The material below should be written out in full and exactly; pictures stay out of the copy.
>> Begin STORED ROWS
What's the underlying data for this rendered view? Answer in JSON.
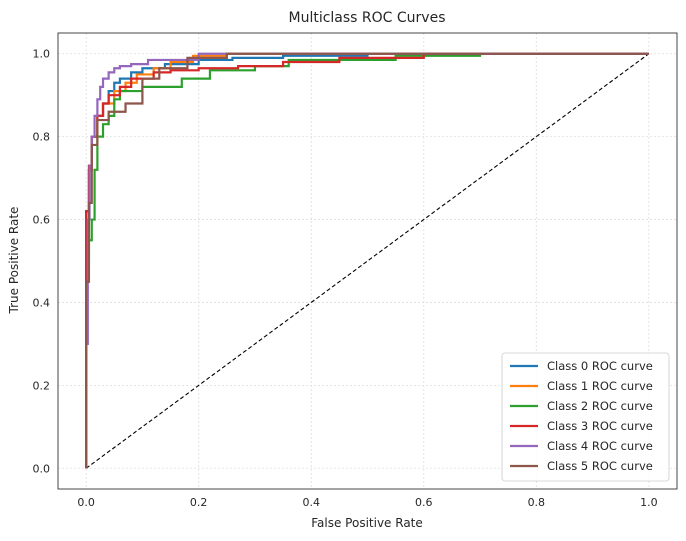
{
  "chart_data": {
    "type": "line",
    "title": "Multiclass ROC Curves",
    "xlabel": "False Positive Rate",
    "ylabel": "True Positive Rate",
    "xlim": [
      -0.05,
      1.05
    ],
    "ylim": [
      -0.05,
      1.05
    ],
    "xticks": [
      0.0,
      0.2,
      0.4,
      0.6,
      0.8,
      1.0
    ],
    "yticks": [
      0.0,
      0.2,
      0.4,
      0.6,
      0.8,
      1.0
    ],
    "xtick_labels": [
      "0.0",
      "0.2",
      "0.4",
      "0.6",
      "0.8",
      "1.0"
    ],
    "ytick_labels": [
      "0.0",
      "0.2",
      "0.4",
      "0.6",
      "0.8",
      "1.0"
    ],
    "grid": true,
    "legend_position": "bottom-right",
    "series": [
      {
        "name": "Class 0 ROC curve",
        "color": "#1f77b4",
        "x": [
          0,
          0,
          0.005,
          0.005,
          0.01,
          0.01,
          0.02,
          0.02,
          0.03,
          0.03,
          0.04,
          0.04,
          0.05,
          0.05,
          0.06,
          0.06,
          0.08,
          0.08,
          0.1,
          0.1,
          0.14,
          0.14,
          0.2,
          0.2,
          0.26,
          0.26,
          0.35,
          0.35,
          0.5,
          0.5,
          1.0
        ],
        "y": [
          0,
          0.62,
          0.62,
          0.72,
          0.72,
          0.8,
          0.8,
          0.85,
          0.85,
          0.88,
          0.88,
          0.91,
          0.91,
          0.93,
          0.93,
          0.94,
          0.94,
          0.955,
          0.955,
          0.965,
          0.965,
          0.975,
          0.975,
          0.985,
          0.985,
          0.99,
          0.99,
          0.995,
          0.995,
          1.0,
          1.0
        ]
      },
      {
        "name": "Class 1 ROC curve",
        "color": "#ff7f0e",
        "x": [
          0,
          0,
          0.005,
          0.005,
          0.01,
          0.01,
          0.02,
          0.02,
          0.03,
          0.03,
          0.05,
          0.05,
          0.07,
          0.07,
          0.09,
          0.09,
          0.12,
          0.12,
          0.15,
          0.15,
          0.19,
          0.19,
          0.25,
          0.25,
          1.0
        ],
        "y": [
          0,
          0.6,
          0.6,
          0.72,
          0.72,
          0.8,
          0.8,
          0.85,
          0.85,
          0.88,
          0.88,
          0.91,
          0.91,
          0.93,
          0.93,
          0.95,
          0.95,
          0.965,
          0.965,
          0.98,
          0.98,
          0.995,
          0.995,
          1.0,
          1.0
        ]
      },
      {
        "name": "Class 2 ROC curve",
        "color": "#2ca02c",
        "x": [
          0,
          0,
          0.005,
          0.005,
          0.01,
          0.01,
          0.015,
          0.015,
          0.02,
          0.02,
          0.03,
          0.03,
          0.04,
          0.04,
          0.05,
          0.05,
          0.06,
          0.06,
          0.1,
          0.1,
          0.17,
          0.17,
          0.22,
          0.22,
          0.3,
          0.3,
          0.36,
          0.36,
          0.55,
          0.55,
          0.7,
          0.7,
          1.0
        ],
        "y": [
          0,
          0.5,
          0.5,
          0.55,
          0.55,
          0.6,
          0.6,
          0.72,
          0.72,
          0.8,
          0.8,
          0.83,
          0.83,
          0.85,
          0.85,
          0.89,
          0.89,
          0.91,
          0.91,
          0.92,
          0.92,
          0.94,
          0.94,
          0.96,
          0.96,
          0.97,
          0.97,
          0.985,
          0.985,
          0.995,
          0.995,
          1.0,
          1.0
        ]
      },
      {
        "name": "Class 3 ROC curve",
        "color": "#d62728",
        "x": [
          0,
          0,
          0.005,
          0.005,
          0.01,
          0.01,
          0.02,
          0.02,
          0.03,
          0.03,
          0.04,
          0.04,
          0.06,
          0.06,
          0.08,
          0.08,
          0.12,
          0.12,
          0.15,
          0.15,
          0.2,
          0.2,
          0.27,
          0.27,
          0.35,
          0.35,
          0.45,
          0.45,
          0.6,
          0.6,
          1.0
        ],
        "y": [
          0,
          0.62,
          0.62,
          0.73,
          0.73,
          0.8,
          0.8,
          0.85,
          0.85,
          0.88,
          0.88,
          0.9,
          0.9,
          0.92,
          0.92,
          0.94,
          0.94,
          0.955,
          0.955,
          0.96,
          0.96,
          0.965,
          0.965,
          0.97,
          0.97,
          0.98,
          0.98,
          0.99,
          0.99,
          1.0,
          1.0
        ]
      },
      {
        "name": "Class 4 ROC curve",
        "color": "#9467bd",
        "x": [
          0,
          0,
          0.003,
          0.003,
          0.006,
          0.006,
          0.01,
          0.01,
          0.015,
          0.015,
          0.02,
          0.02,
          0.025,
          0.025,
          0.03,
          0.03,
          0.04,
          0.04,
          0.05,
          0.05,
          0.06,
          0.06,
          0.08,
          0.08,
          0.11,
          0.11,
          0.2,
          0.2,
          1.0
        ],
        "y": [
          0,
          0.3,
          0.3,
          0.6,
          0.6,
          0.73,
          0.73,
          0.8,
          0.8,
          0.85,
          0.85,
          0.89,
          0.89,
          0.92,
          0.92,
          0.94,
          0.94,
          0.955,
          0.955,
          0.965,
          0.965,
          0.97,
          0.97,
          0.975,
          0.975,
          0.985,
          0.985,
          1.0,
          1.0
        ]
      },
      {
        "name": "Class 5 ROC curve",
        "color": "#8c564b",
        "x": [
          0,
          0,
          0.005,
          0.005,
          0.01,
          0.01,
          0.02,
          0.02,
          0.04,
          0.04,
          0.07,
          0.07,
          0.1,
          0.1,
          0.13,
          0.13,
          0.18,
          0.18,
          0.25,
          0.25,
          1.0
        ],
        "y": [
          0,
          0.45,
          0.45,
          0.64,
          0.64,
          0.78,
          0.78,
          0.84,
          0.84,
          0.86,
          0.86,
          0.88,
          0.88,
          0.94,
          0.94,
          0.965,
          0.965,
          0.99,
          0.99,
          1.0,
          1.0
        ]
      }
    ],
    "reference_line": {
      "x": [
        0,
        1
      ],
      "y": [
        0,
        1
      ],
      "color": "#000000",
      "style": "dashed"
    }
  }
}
>> End STORED ROWS
SOLUTION TO THIS EXERCISE
What's the underlying data for this rendered view? Answer in JSON.
{
  "chart_data": {
    "type": "line",
    "title": "Multiclass ROC Curves",
    "xlabel": "False Positive Rate",
    "ylabel": "True Positive Rate",
    "xlim": [
      -0.05,
      1.05
    ],
    "ylim": [
      -0.05,
      1.05
    ],
    "xticks": [
      0.0,
      0.2,
      0.4,
      0.6,
      0.8,
      1.0
    ],
    "yticks": [
      0.0,
      0.2,
      0.4,
      0.6,
      0.8,
      1.0
    ],
    "xtick_labels": [
      "0.0",
      "0.2",
      "0.4",
      "0.6",
      "0.8",
      "1.0"
    ],
    "ytick_labels": [
      "0.0",
      "0.2",
      "0.4",
      "0.6",
      "0.8",
      "1.0"
    ],
    "grid": true,
    "legend_position": "bottom-right",
    "series": [
      {
        "name": "Class 0 ROC curve",
        "color": "#1f77b4",
        "x": [
          0,
          0,
          0.005,
          0.005,
          0.01,
          0.01,
          0.02,
          0.02,
          0.03,
          0.03,
          0.04,
          0.04,
          0.05,
          0.05,
          0.06,
          0.06,
          0.08,
          0.08,
          0.1,
          0.1,
          0.14,
          0.14,
          0.2,
          0.2,
          0.26,
          0.26,
          0.35,
          0.35,
          0.5,
          0.5,
          1.0
        ],
        "y": [
          0,
          0.62,
          0.62,
          0.72,
          0.72,
          0.8,
          0.8,
          0.85,
          0.85,
          0.88,
          0.88,
          0.91,
          0.91,
          0.93,
          0.93,
          0.94,
          0.94,
          0.955,
          0.955,
          0.965,
          0.965,
          0.975,
          0.975,
          0.985,
          0.985,
          0.99,
          0.99,
          0.995,
          0.995,
          1.0,
          1.0
        ]
      },
      {
        "name": "Class 1 ROC curve",
        "color": "#ff7f0e",
        "x": [
          0,
          0,
          0.005,
          0.005,
          0.01,
          0.01,
          0.02,
          0.02,
          0.03,
          0.03,
          0.05,
          0.05,
          0.07,
          0.07,
          0.09,
          0.09,
          0.12,
          0.12,
          0.15,
          0.15,
          0.19,
          0.19,
          0.25,
          0.25,
          1.0
        ],
        "y": [
          0,
          0.6,
          0.6,
          0.72,
          0.72,
          0.8,
          0.8,
          0.85,
          0.85,
          0.88,
          0.88,
          0.91,
          0.91,
          0.93,
          0.93,
          0.95,
          0.95,
          0.965,
          0.965,
          0.98,
          0.98,
          0.995,
          0.995,
          1.0,
          1.0
        ]
      },
      {
        "name": "Class 2 ROC curve",
        "color": "#2ca02c",
        "x": [
          0,
          0,
          0.005,
          0.005,
          0.01,
          0.01,
          0.015,
          0.015,
          0.02,
          0.02,
          0.03,
          0.03,
          0.04,
          0.04,
          0.05,
          0.05,
          0.06,
          0.06,
          0.1,
          0.1,
          0.17,
          0.17,
          0.22,
          0.22,
          0.3,
          0.3,
          0.36,
          0.36,
          0.55,
          0.55,
          0.7,
          0.7,
          1.0
        ],
        "y": [
          0,
          0.5,
          0.5,
          0.55,
          0.55,
          0.6,
          0.6,
          0.72,
          0.72,
          0.8,
          0.8,
          0.83,
          0.83,
          0.85,
          0.85,
          0.89,
          0.89,
          0.91,
          0.91,
          0.92,
          0.92,
          0.94,
          0.94,
          0.96,
          0.96,
          0.97,
          0.97,
          0.985,
          0.985,
          0.995,
          0.995,
          1.0,
          1.0
        ]
      },
      {
        "name": "Class 3 ROC curve",
        "color": "#d62728",
        "x": [
          0,
          0,
          0.005,
          0.005,
          0.01,
          0.01,
          0.02,
          0.02,
          0.03,
          0.03,
          0.04,
          0.04,
          0.06,
          0.06,
          0.08,
          0.08,
          0.12,
          0.12,
          0.15,
          0.15,
          0.2,
          0.2,
          0.27,
          0.27,
          0.35,
          0.35,
          0.45,
          0.45,
          0.6,
          0.6,
          1.0
        ],
        "y": [
          0,
          0.62,
          0.62,
          0.73,
          0.73,
          0.8,
          0.8,
          0.85,
          0.85,
          0.88,
          0.88,
          0.9,
          0.9,
          0.92,
          0.92,
          0.94,
          0.94,
          0.955,
          0.955,
          0.96,
          0.96,
          0.965,
          0.965,
          0.97,
          0.97,
          0.98,
          0.98,
          0.99,
          0.99,
          1.0,
          1.0
        ]
      },
      {
        "name": "Class 4 ROC curve",
        "color": "#9467bd",
        "x": [
          0,
          0,
          0.003,
          0.003,
          0.006,
          0.006,
          0.01,
          0.01,
          0.015,
          0.015,
          0.02,
          0.02,
          0.025,
          0.025,
          0.03,
          0.03,
          0.04,
          0.04,
          0.05,
          0.05,
          0.06,
          0.06,
          0.08,
          0.08,
          0.11,
          0.11,
          0.2,
          0.2,
          1.0
        ],
        "y": [
          0,
          0.3,
          0.3,
          0.6,
          0.6,
          0.73,
          0.73,
          0.8,
          0.8,
          0.85,
          0.85,
          0.89,
          0.89,
          0.92,
          0.92,
          0.94,
          0.94,
          0.955,
          0.955,
          0.965,
          0.965,
          0.97,
          0.97,
          0.975,
          0.975,
          0.985,
          0.985,
          1.0,
          1.0
        ]
      },
      {
        "name": "Class 5 ROC curve",
        "color": "#8c564b",
        "x": [
          0,
          0,
          0.005,
          0.005,
          0.01,
          0.01,
          0.02,
          0.02,
          0.04,
          0.04,
          0.07,
          0.07,
          0.1,
          0.1,
          0.13,
          0.13,
          0.18,
          0.18,
          0.25,
          0.25,
          1.0
        ],
        "y": [
          0,
          0.45,
          0.45,
          0.64,
          0.64,
          0.78,
          0.78,
          0.84,
          0.84,
          0.86,
          0.86,
          0.88,
          0.88,
          0.94,
          0.94,
          0.965,
          0.965,
          0.99,
          0.99,
          1.0,
          1.0
        ]
      }
    ],
    "reference_line": {
      "x": [
        0,
        1
      ],
      "y": [
        0,
        1
      ],
      "color": "#000000",
      "style": "dashed"
    }
  }
}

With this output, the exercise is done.